* WHAT TO DO
Copy out the lines of the records unchanged, beginning with the line that contains "173, 261, 190]" and continuing through the line that contains "383, 193, 503]".

Dataset entries
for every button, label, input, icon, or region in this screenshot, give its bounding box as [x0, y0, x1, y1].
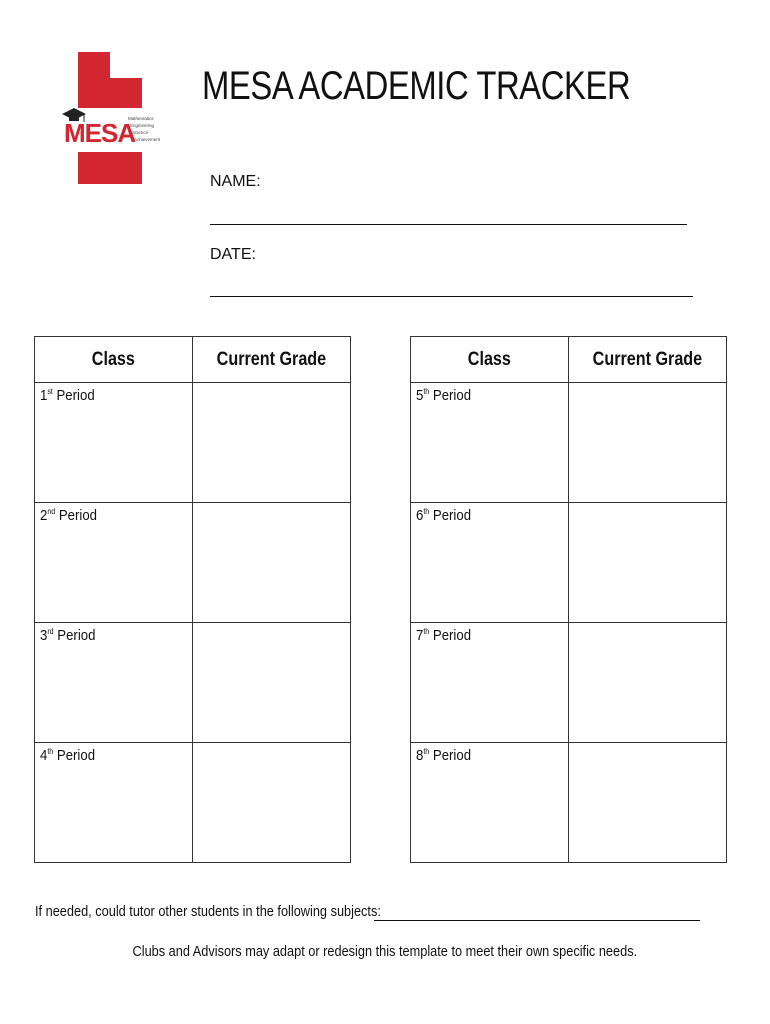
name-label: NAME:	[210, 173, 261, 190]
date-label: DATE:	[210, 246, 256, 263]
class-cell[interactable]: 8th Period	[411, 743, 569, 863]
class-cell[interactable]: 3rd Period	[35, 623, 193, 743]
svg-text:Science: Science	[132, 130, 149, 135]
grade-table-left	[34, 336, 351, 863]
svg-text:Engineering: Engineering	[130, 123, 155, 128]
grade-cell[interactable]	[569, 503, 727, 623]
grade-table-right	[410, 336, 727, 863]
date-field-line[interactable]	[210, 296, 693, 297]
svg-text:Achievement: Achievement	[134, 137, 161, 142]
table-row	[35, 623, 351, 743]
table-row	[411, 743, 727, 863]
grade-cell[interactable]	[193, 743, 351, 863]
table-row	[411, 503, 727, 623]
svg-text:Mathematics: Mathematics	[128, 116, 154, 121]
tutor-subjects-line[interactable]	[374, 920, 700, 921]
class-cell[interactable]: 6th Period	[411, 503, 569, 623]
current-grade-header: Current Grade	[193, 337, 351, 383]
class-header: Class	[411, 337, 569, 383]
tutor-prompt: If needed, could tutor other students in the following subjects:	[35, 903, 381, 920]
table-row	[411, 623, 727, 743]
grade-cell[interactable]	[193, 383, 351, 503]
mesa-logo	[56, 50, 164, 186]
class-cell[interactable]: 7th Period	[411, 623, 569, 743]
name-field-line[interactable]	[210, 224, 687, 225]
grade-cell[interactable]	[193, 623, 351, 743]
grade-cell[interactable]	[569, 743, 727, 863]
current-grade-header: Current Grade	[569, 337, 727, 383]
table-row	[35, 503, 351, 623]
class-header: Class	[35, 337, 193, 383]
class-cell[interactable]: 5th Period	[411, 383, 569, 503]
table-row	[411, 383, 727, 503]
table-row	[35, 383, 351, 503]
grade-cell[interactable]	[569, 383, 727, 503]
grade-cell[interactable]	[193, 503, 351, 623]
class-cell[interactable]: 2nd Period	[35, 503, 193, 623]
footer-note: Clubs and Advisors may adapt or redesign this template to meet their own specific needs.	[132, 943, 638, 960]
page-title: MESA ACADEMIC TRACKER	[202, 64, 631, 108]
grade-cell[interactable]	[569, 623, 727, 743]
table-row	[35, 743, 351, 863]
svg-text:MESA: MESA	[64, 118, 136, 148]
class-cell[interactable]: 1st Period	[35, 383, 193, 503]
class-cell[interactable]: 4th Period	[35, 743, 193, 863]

* COMPLETE OUTPUT
name-label: NAME:	[210, 173, 261, 190]
date-label: DATE:	[210, 246, 256, 263]
class-cell[interactable]: 8th Period	[411, 743, 569, 863]
class-cell[interactable]: 3rd Period	[35, 623, 193, 743]
svg-text:Science: Science	[132, 130, 149, 135]
grade-table-left	[34, 336, 351, 863]
svg-text:Engineering: Engineering	[130, 123, 155, 128]
grade-cell[interactable]	[569, 503, 727, 623]
grade-table-right	[410, 336, 727, 863]
date-field-line[interactable]	[210, 296, 693, 297]
svg-text:Achievement: Achievement	[134, 137, 161, 142]
table-row	[35, 623, 351, 743]
table-row	[411, 743, 727, 863]
grade-cell[interactable]	[193, 743, 351, 863]
table-row	[411, 503, 727, 623]
svg-text:Mathematics: Mathematics	[128, 116, 154, 121]
tutor-subjects-line[interactable]	[374, 920, 700, 921]
class-cell[interactable]: 6th Period	[411, 503, 569, 623]
current-grade-header: Current Grade	[193, 337, 351, 383]
class-header: Class	[411, 337, 569, 383]
tutor-prompt: If needed, could tutor other students in the following subjects:	[35, 903, 381, 920]
table-row	[411, 623, 727, 743]
grade-cell[interactable]	[193, 383, 351, 503]
mesa-logo	[56, 50, 164, 186]
class-cell[interactable]: 7th Period	[411, 623, 569, 743]
name-field-line[interactable]	[210, 224, 687, 225]
grade-cell[interactable]	[193, 623, 351, 743]
grade-cell[interactable]	[569, 743, 727, 863]
current-grade-header: Current Grade	[569, 337, 727, 383]
table-row	[35, 503, 351, 623]
class-header: Class	[35, 337, 193, 383]
class-cell[interactable]: 5th Period	[411, 383, 569, 503]
table-row	[411, 383, 727, 503]
table-row	[35, 383, 351, 503]
grade-cell[interactable]	[569, 383, 727, 503]
grade-cell[interactable]	[193, 503, 351, 623]
class-cell[interactable]: 2nd Period	[35, 503, 193, 623]
footer-note: Clubs and Advisors may adapt or redesign this template to meet their own specific needs.	[132, 943, 638, 960]
page-title: MESA ACADEMIC TRACKER	[202, 64, 631, 108]
grade-cell[interactable]	[569, 623, 727, 743]
table-row	[35, 743, 351, 863]
svg-text:MESA: MESA	[64, 118, 136, 148]
class-cell[interactable]: 1st Period	[35, 383, 193, 503]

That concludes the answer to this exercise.